Start of Records to process

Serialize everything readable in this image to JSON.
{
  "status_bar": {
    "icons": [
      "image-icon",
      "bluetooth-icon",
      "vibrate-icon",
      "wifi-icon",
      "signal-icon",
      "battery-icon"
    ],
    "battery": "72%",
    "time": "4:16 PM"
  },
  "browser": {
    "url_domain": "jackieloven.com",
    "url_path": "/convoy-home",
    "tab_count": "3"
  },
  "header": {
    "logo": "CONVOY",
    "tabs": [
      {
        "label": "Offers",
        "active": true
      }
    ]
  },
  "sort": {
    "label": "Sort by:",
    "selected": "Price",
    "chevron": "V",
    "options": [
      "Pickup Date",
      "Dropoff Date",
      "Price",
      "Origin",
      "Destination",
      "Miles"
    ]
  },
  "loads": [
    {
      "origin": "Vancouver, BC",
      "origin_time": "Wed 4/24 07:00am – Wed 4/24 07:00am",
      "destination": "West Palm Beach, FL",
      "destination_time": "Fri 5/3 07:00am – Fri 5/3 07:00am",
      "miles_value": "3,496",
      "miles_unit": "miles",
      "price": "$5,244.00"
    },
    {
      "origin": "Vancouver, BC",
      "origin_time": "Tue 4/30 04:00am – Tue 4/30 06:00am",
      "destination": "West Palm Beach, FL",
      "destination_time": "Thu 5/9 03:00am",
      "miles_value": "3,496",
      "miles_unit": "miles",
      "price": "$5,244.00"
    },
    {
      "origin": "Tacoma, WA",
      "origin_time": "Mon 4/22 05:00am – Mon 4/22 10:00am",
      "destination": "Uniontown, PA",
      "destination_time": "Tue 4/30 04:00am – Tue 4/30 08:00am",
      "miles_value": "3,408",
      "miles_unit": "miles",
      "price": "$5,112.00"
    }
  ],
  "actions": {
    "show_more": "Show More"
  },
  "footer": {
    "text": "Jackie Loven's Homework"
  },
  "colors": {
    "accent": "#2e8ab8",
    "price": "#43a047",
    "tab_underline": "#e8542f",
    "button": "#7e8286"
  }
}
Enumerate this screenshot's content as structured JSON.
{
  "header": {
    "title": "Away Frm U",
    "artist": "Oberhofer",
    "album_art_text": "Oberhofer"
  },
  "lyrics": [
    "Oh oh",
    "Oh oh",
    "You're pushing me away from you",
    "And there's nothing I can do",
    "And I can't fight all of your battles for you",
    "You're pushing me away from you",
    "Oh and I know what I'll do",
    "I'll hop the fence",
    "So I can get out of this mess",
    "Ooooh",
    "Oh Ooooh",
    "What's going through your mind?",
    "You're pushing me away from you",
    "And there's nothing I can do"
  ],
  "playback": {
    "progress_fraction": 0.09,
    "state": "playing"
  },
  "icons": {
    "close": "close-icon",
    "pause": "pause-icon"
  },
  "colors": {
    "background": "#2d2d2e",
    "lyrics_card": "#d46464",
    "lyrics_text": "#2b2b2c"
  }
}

End of Records to process

Stated exercise: Your task is to repeat the data exactly, with nothing left out.

Solved exercise:
Serialize everything readable in this image to JSON.
{
  "status_bar": {
    "icons": [
      "image-icon",
      "bluetooth-icon",
      "vibrate-icon",
      "wifi-icon",
      "signal-icon",
      "battery-icon"
    ],
    "battery": "72%",
    "time": "4:16 PM"
  },
  "browser": {
    "url_domain": "jackieloven.com",
    "url_path": "/convoy-home",
    "tab_count": "3"
  },
  "header": {
    "logo": "CONVOY",
    "tabs": [
      {
        "label": "Offers",
        "active": true
      }
    ]
  },
  "sort": {
    "label": "Sort by:",
    "selected": "Price",
    "chevron": "V",
    "options": [
      "Pickup Date",
      "Dropoff Date",
      "Price",
      "Origin",
      "Destination",
      "Miles"
    ]
  },
  "loads": [
    {
      "origin": "Vancouver, BC",
      "origin_time": "Wed 4/24 07:00am – Wed 4/24 07:00am",
      "destination": "West Palm Beach, FL",
      "destination_time": "Fri 5/3 07:00am – Fri 5/3 07:00am",
      "miles_value": "3,496",
      "miles_unit": "miles",
      "price": "$5,244.00"
    },
    {
      "origin": "Vancouver, BC",
      "origin_time": "Tue 4/30 04:00am – Tue 4/30 06:00am",
      "destination": "West Palm Beach, FL",
      "destination_time": "Thu 5/9 03:00am",
      "miles_value": "3,496",
      "miles_unit": "miles",
      "price": "$5,244.00"
    },
    {
      "origin": "Tacoma, WA",
      "origin_time": "Mon 4/22 05:00am – Mon 4/22 10:00am",
      "destination": "Uniontown, PA",
      "destination_time": "Tue 4/30 04:00am – Tue 4/30 08:00am",
      "miles_value": "3,408",
      "miles_unit": "miles",
      "price": "$5,112.00"
    }
  ],
  "actions": {
    "show_more": "Show More"
  },
  "footer": {
    "text": "Jackie Loven's Homework"
  },
  "colors": {
    "accent": "#2e8ab8",
    "price": "#43a047",
    "tab_underline": "#e8542f",
    "button": "#7e8286"
  }
}
Enumerate this screenshot's content as structured JSON.
{
  "header": {
    "title": "Away Frm U",
    "artist": "Oberhofer",
    "album_art_text": "Oberhofer"
  },
  "lyrics": [
    "Oh oh",
    "Oh oh",
    "You're pushing me away from you",
    "And there's nothing I can do",
    "And I can't fight all of your battles for you",
    "You're pushing me away from you",
    "Oh and I know what I'll do",
    "I'll hop the fence",
    "So I can get out of this mess",
    "Ooooh",
    "Oh Ooooh",
    "What's going through your mind?",
    "You're pushing me away from you",
    "And there's nothing I can do"
  ],
  "playback": {
    "progress_fraction": 0.09,
    "state": "playing"
  },
  "icons": {
    "close": "close-icon",
    "pause": "pause-icon"
  },
  "colors": {
    "background": "#2d2d2e",
    "lyrics_card": "#d46464",
    "lyrics_text": "#2b2b2c"
  }
}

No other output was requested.